— START —
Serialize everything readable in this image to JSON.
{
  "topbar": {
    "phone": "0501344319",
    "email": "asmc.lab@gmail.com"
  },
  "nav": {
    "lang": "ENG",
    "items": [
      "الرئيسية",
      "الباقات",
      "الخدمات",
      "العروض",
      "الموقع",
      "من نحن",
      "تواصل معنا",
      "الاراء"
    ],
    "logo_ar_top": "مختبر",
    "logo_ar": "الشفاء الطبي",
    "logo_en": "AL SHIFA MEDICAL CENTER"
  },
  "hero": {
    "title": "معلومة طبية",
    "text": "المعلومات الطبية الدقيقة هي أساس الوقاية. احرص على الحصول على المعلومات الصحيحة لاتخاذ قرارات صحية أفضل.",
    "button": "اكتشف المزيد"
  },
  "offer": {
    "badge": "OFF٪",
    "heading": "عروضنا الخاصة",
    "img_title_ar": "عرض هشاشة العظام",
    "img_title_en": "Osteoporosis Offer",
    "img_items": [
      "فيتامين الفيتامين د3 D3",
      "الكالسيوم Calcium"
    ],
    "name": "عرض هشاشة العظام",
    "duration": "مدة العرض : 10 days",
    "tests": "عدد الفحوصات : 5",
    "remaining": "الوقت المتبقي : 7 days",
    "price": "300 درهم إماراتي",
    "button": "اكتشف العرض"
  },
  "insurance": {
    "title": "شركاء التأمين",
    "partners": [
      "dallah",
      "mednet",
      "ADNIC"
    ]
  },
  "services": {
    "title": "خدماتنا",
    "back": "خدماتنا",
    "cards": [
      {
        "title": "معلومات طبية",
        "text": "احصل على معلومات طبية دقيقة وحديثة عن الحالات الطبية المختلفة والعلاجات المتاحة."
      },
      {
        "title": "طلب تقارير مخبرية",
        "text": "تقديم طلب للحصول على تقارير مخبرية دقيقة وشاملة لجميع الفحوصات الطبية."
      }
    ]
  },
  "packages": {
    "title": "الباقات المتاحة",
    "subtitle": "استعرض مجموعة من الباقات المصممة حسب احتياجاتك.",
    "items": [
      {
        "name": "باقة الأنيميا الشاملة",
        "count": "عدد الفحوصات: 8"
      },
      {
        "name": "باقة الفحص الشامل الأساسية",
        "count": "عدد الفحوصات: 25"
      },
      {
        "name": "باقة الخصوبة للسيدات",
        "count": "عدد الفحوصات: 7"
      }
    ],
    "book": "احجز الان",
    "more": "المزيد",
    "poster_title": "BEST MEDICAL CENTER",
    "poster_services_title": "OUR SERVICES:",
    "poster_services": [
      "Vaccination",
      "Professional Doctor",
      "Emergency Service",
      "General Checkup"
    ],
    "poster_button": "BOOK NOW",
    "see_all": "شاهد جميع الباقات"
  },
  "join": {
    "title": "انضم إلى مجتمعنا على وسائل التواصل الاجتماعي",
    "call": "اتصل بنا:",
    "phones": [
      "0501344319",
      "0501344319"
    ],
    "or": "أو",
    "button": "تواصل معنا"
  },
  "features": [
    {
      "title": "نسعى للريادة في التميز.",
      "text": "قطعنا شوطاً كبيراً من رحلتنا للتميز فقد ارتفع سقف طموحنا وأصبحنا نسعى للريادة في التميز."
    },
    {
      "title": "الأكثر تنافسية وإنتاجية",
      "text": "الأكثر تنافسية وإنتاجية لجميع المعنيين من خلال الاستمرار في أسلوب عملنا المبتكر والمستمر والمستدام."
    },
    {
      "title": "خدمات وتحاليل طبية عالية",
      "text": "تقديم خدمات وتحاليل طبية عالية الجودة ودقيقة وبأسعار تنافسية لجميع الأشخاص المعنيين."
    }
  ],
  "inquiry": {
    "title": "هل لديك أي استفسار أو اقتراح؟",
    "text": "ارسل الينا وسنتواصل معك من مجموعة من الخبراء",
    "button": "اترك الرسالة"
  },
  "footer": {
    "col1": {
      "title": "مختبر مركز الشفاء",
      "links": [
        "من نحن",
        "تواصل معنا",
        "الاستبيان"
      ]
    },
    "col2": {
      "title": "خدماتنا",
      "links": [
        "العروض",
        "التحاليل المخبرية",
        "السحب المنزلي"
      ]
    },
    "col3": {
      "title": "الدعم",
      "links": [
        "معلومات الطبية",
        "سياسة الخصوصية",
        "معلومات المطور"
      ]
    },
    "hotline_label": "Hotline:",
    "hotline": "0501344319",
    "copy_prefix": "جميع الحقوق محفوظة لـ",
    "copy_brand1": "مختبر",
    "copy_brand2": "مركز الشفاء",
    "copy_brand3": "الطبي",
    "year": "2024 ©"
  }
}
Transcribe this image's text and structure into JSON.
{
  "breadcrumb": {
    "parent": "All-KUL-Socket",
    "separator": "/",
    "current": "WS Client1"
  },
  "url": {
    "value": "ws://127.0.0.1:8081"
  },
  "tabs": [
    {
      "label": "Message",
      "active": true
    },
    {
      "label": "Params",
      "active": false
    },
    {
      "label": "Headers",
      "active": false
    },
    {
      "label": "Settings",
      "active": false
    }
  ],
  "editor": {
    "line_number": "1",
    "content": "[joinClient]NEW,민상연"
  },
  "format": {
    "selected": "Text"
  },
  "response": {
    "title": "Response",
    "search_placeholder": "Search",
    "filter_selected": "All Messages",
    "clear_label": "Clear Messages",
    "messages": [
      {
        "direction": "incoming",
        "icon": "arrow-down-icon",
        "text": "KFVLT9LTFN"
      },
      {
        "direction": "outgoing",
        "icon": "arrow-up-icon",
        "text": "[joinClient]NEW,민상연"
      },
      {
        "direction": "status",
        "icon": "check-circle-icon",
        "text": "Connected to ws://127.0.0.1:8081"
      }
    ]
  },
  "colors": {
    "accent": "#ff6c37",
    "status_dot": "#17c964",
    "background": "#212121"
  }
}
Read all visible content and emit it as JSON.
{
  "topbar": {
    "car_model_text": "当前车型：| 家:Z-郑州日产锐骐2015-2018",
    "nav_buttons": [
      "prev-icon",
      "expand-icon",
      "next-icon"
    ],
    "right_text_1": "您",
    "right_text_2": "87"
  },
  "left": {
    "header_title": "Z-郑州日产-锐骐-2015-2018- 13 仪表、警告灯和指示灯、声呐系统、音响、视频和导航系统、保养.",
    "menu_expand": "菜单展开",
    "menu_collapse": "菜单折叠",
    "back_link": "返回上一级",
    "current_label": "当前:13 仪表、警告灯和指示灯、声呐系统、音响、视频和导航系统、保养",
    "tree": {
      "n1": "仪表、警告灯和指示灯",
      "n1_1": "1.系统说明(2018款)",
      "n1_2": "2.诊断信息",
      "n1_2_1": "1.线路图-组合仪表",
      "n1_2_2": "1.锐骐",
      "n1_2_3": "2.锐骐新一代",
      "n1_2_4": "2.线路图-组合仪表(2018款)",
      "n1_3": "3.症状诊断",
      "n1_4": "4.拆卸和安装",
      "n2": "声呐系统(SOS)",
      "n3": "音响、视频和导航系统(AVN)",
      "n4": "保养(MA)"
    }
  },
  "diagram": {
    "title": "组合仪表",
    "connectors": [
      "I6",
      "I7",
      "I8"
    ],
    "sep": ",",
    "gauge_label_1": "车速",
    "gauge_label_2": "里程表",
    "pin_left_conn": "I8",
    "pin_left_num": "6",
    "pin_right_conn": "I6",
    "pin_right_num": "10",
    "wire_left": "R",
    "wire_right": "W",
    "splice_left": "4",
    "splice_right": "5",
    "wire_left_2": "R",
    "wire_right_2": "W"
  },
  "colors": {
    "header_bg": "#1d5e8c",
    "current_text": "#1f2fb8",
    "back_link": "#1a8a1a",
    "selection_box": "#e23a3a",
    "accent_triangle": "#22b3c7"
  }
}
— END —
STATED TASK:
All of the entries above must be quoted exactly.

THE ANSWER:
Serialize everything readable in this image to JSON.
{
  "topbar": {
    "phone": "0501344319",
    "email": "asmc.lab@gmail.com"
  },
  "nav": {
    "lang": "ENG",
    "items": [
      "الرئيسية",
      "الباقات",
      "الخدمات",
      "العروض",
      "الموقع",
      "من نحن",
      "تواصل معنا",
      "الاراء"
    ],
    "logo_ar_top": "مختبر",
    "logo_ar": "الشفاء الطبي",
    "logo_en": "AL SHIFA MEDICAL CENTER"
  },
  "hero": {
    "title": "معلومة طبية",
    "text": "المعلومات الطبية الدقيقة هي أساس الوقاية. احرص على الحصول على المعلومات الصحيحة لاتخاذ قرارات صحية أفضل.",
    "button": "اكتشف المزيد"
  },
  "offer": {
    "badge": "OFF٪",
    "heading": "عروضنا الخاصة",
    "img_title_ar": "عرض هشاشة العظام",
    "img_title_en": "Osteoporosis Offer",
    "img_items": [
      "فيتامين الفيتامين د3 D3",
      "الكالسيوم Calcium"
    ],
    "name": "عرض هشاشة العظام",
    "duration": "مدة العرض : 10 days",
    "tests": "عدد الفحوصات : 5",
    "remaining": "الوقت المتبقي : 7 days",
    "price": "300 درهم إماراتي",
    "button": "اكتشف العرض"
  },
  "insurance": {
    "title": "شركاء التأمين",
    "partners": [
      "dallah",
      "mednet",
      "ADNIC"
    ]
  },
  "services": {
    "title": "خدماتنا",
    "back": "خدماتنا",
    "cards": [
      {
        "title": "معلومات طبية",
        "text": "احصل على معلومات طبية دقيقة وحديثة عن الحالات الطبية المختلفة والعلاجات المتاحة."
      },
      {
        "title": "طلب تقارير مخبرية",
        "text": "تقديم طلب للحصول على تقارير مخبرية دقيقة وشاملة لجميع الفحوصات الطبية."
      }
    ]
  },
  "packages": {
    "title": "الباقات المتاحة",
    "subtitle": "استعرض مجموعة من الباقات المصممة حسب احتياجاتك.",
    "items": [
      {
        "name": "باقة الأنيميا الشاملة",
        "count": "عدد الفحوصات: 8"
      },
      {
        "name": "باقة الفحص الشامل الأساسية",
        "count": "عدد الفحوصات: 25"
      },
      {
        "name": "باقة الخصوبة للسيدات",
        "count": "عدد الفحوصات: 7"
      }
    ],
    "book": "احجز الان",
    "more": "المزيد",
    "poster_title": "BEST MEDICAL CENTER",
    "poster_services_title": "OUR SERVICES:",
    "poster_services": [
      "Vaccination",
      "Professional Doctor",
      "Emergency Service",
      "General Checkup"
    ],
    "poster_button": "BOOK NOW",
    "see_all": "شاهد جميع الباقات"
  },
  "join": {
    "title": "انضم إلى مجتمعنا على وسائل التواصل الاجتماعي",
    "call": "اتصل بنا:",
    "phones": [
      "0501344319",
      "0501344319"
    ],
    "or": "أو",
    "button": "تواصل معنا"
  },
  "features": [
    {
      "title": "نسعى للريادة في التميز.",
      "text": "قطعنا شوطاً كبيراً من رحلتنا للتميز فقد ارتفع سقف طموحنا وأصبحنا نسعى للريادة في التميز."
    },
    {
      "title": "الأكثر تنافسية وإنتاجية",
      "text": "الأكثر تنافسية وإنتاجية لجميع المعنيين من خلال الاستمرار في أسلوب عملنا المبتكر والمستمر والمستدام."
    },
    {
      "title": "خدمات وتحاليل طبية عالية",
      "text": "تقديم خدمات وتحاليل طبية عالية الجودة ودقيقة وبأسعار تنافسية لجميع الأشخاص المعنيين."
    }
  ],
  "inquiry": {
    "title": "هل لديك أي استفسار أو اقتراح؟",
    "text": "ارسل الينا وسنتواصل معك من مجموعة من الخبراء",
    "button": "اترك الرسالة"
  },
  "footer": {
    "col1": {
      "title": "مختبر مركز الشفاء",
      "links": [
        "من نحن",
        "تواصل معنا",
        "الاستبيان"
      ]
    },
    "col2": {
      "title": "خدماتنا",
      "links": [
        "العروض",
        "التحاليل المخبرية",
        "السحب المنزلي"
      ]
    },
    "col3": {
      "title": "الدعم",
      "links": [
        "معلومات الطبية",
        "سياسة الخصوصية",
        "معلومات المطور"
      ]
    },
    "hotline_label": "Hotline:",
    "hotline": "0501344319",
    "copy_prefix": "جميع الحقوق محفوظة لـ",
    "copy_brand1": "مختبر",
    "copy_brand2": "مركز الشفاء",
    "copy_brand3": "الطبي",
    "year": "2024 ©"
  }
}
Transcribe this image's text and structure into JSON.
{
  "breadcrumb": {
    "parent": "All-KUL-Socket",
    "separator": "/",
    "current": "WS Client1"
  },
  "url": {
    "value": "ws://127.0.0.1:8081"
  },
  "tabs": [
    {
      "label": "Message",
      "active": true
    },
    {
      "label": "Params",
      "active": false
    },
    {
      "label": "Headers",
      "active": false
    },
    {
      "label": "Settings",
      "active": false
    }
  ],
  "editor": {
    "line_number": "1",
    "content": "[joinClient]NEW,민상연"
  },
  "format": {
    "selected": "Text"
  },
  "response": {
    "title": "Response",
    "search_placeholder": "Search",
    "filter_selected": "All Messages",
    "clear_label": "Clear Messages",
    "messages": [
      {
        "direction": "incoming",
        "icon": "arrow-down-icon",
        "text": "KFVLT9LTFN"
      },
      {
        "direction": "outgoing",
        "icon": "arrow-up-icon",
        "text": "[joinClient]NEW,민상연"
      },
      {
        "direction": "status",
        "icon": "check-circle-icon",
        "text": "Connected to ws://127.0.0.1:8081"
      }
    ]
  },
  "colors": {
    "accent": "#ff6c37",
    "status_dot": "#17c964",
    "background": "#212121"
  }
}
Read all visible content and emit it as JSON.
{
  "topbar": {
    "car_model_text": "当前车型：| 家:Z-郑州日产锐骐2015-2018",
    "nav_buttons": [
      "prev-icon",
      "expand-icon",
      "next-icon"
    ],
    "right_text_1": "您",
    "right_text_2": "87"
  },
  "left": {
    "header_title": "Z-郑州日产-锐骐-2015-2018- 13 仪表、警告灯和指示灯、声呐系统、音响、视频和导航系统、保养.",
    "menu_expand": "菜单展开",
    "menu_collapse": "菜单折叠",
    "back_link": "返回上一级",
    "current_label": "当前:13 仪表、警告灯和指示灯、声呐系统、音响、视频和导航系统、保养",
    "tree": {
      "n1": "仪表、警告灯和指示灯",
      "n1_1": "1.系统说明(2018款)",
      "n1_2": "2.诊断信息",
      "n1_2_1": "1.线路图-组合仪表",
      "n1_2_2": "1.锐骐",
      "n1_2_3": "2.锐骐新一代",
      "n1_2_4": "2.线路图-组合仪表(2018款)",
      "n1_3": "3.症状诊断",
      "n1_4": "4.拆卸和安装",
      "n2": "声呐系统(SOS)",
      "n3": "音响、视频和导航系统(AVN)",
      "n4": "保养(MA)"
    }
  },
  "diagram": {
    "title": "组合仪表",
    "connectors": [
      "I6",
      "I7",
      "I8"
    ],
    "sep": ",",
    "gauge_label_1": "车速",
    "gauge_label_2": "里程表",
    "pin_left_conn": "I8",
    "pin_left_num": "6",
    "pin_right_conn": "I6",
    "pin_right_num": "10",
    "wire_left": "R",
    "wire_right": "W",
    "splice_left": "4",
    "splice_right": "5",
    "wire_left_2": "R",
    "wire_right_2": "W"
  },
  "colors": {
    "header_bg": "#1d5e8c",
    "current_text": "#1f2fb8",
    "back_link": "#1a8a1a",
    "selection_box": "#e23a3a",
    "accent_triangle": "#22b3c7"
  }
}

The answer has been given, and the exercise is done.